Problem
Look through the lines below and extract any with the word "this".
[Start Extracted records]
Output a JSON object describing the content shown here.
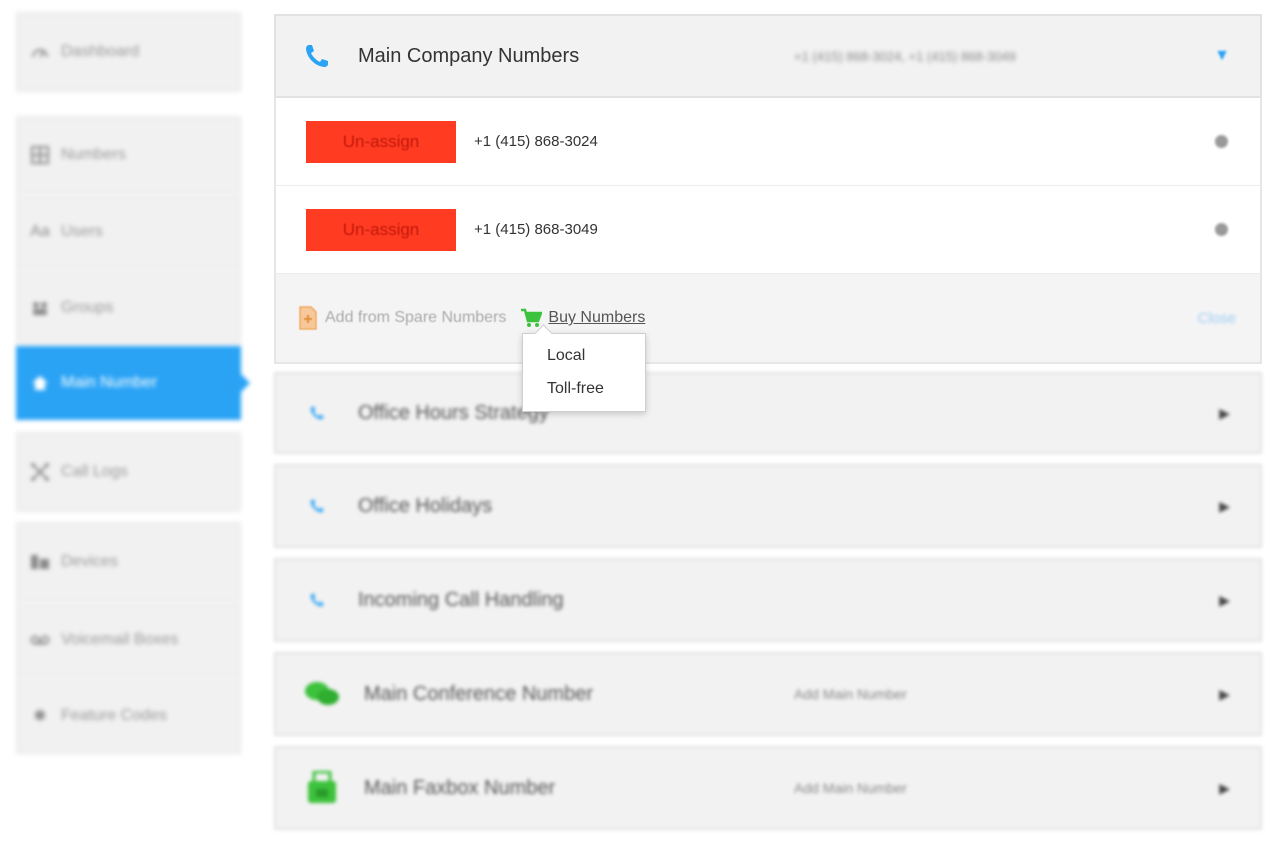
{
  "sidebar": {
    "items": [
      {
        "label": "Dashboard",
        "icon": "gauge-icon"
      },
      {
        "label": "Numbers",
        "icon": "grid-icon"
      },
      {
        "label": "Users",
        "icon": "users-icon"
      },
      {
        "label": "Groups",
        "icon": "groups-icon"
      },
      {
        "label": "Main Number",
        "icon": "home-icon"
      },
      {
        "label": "Call Logs",
        "icon": "call-logs-icon"
      },
      {
        "label": "Devices",
        "icon": "devices-icon"
      },
      {
        "label": "Voicemail Boxes",
        "icon": "voicemail-icon"
      },
      {
        "label": "Feature Codes",
        "icon": "star-icon"
      }
    ],
    "active_index": 4
  },
  "main_company": {
    "title": "Main Company Numbers",
    "summary": "+1 (415) 868-3024, +1 (415) 868-3049",
    "numbers": [
      {
        "button": "Un-assign",
        "number": "+1 (415) 868-3024"
      },
      {
        "button": "Un-assign",
        "number": "+1 (415) 868-3049"
      }
    ],
    "add_spare_label": "Add from Spare Numbers",
    "buy_label": "Buy Numbers",
    "close_label": "Close",
    "buy_menu": [
      "Local",
      "Toll-free"
    ]
  },
  "panels": [
    {
      "title": "Office Hours Strategy",
      "meta": ""
    },
    {
      "title": "Office Holidays",
      "meta": ""
    },
    {
      "title": "Incoming Call Handling",
      "meta": ""
    },
    {
      "title": "Main Conference Number",
      "meta": "Add Main Number"
    },
    {
      "title": "Main Faxbox Number",
      "meta": "Add Main Number"
    }
  ],
  "colors": {
    "accent_blue": "#2aa3f5",
    "unassign_red": "#ff3b22",
    "cart_green": "#3cc23c"
  }
}
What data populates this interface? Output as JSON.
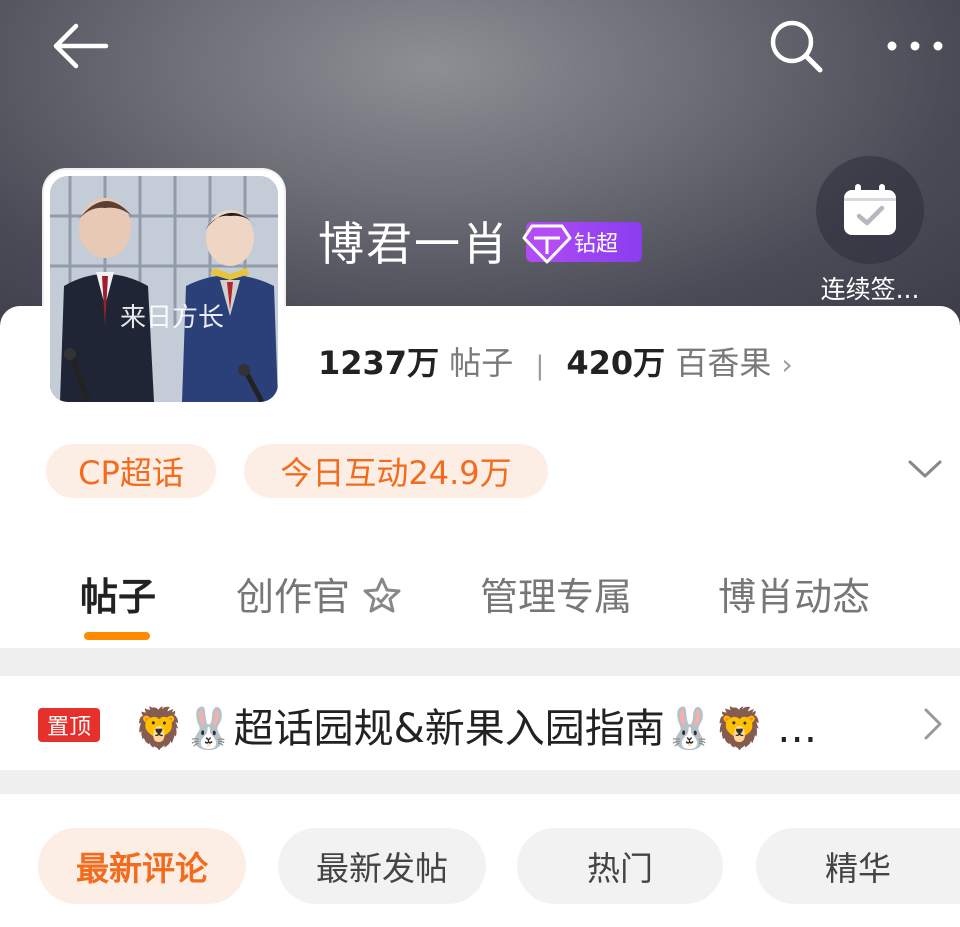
{
  "header": {
    "back_icon": "back-arrow-icon",
    "search_icon": "search-icon",
    "more_icon": "more-dots-icon",
    "checkin_label": "连续签..."
  },
  "topic": {
    "title": "博君一肖",
    "badge_label": "钻超",
    "badge_icon": "diamond-icon",
    "avatar_caption": "来日方长",
    "posts_count": "1237万",
    "posts_label": "帖子",
    "members_count": "420万",
    "members_label": "百香果",
    "stats_chevron": "›"
  },
  "tags": [
    "CP超话",
    "今日互动24.9万"
  ],
  "tabs": [
    {
      "label": "帖子",
      "active": true
    },
    {
      "label": "创作官",
      "icon": "star-badge-icon"
    },
    {
      "label": "管理专属"
    },
    {
      "label": "博肖动态"
    }
  ],
  "pinned": {
    "badge": "置顶",
    "text": "🦁🐰超话园规&新果入园指南🐰🦁 …"
  },
  "filters": [
    {
      "label": "最新评论",
      "active": true
    },
    {
      "label": "最新发帖"
    },
    {
      "label": "热门"
    },
    {
      "label": "精华"
    }
  ],
  "colors": {
    "accent": "#f36b1c",
    "underline": "#ff8a00",
    "badge_purple": "#9b45f2",
    "pin_red": "#e6302b"
  }
}
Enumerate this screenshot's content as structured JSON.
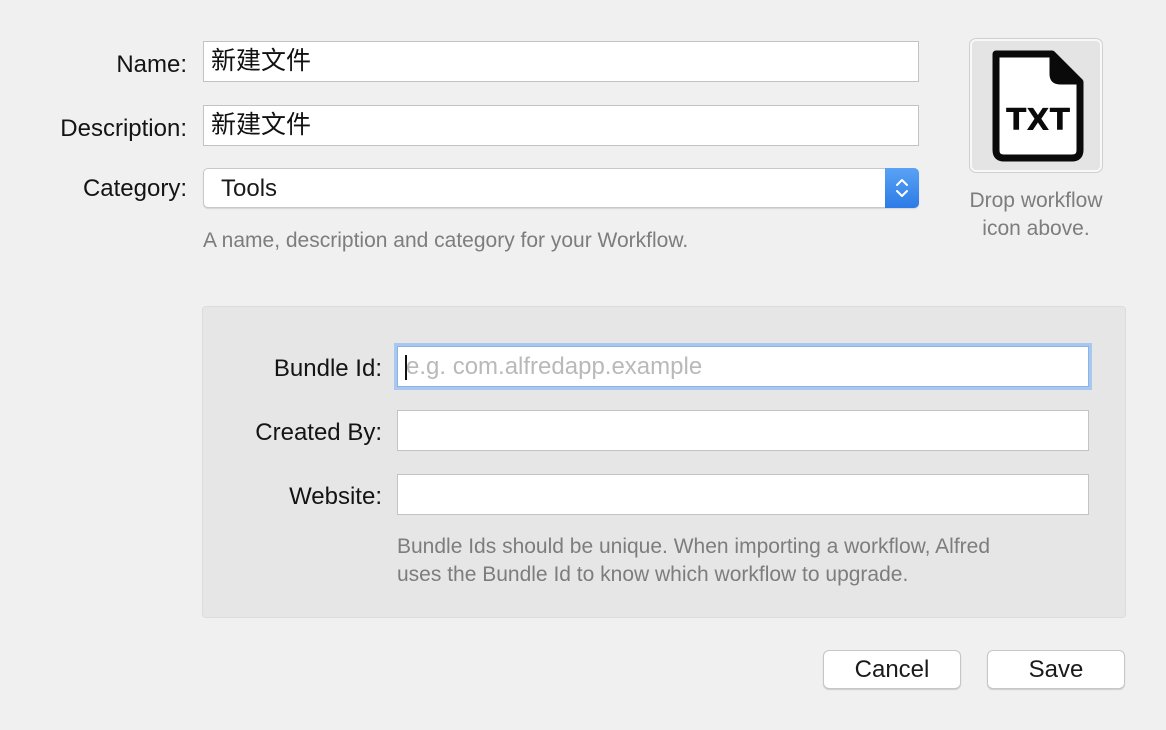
[End Extracted records]
The completed task
What data populates this interface? Output as JSON.
Enumerate this screenshot's content as structured JSON.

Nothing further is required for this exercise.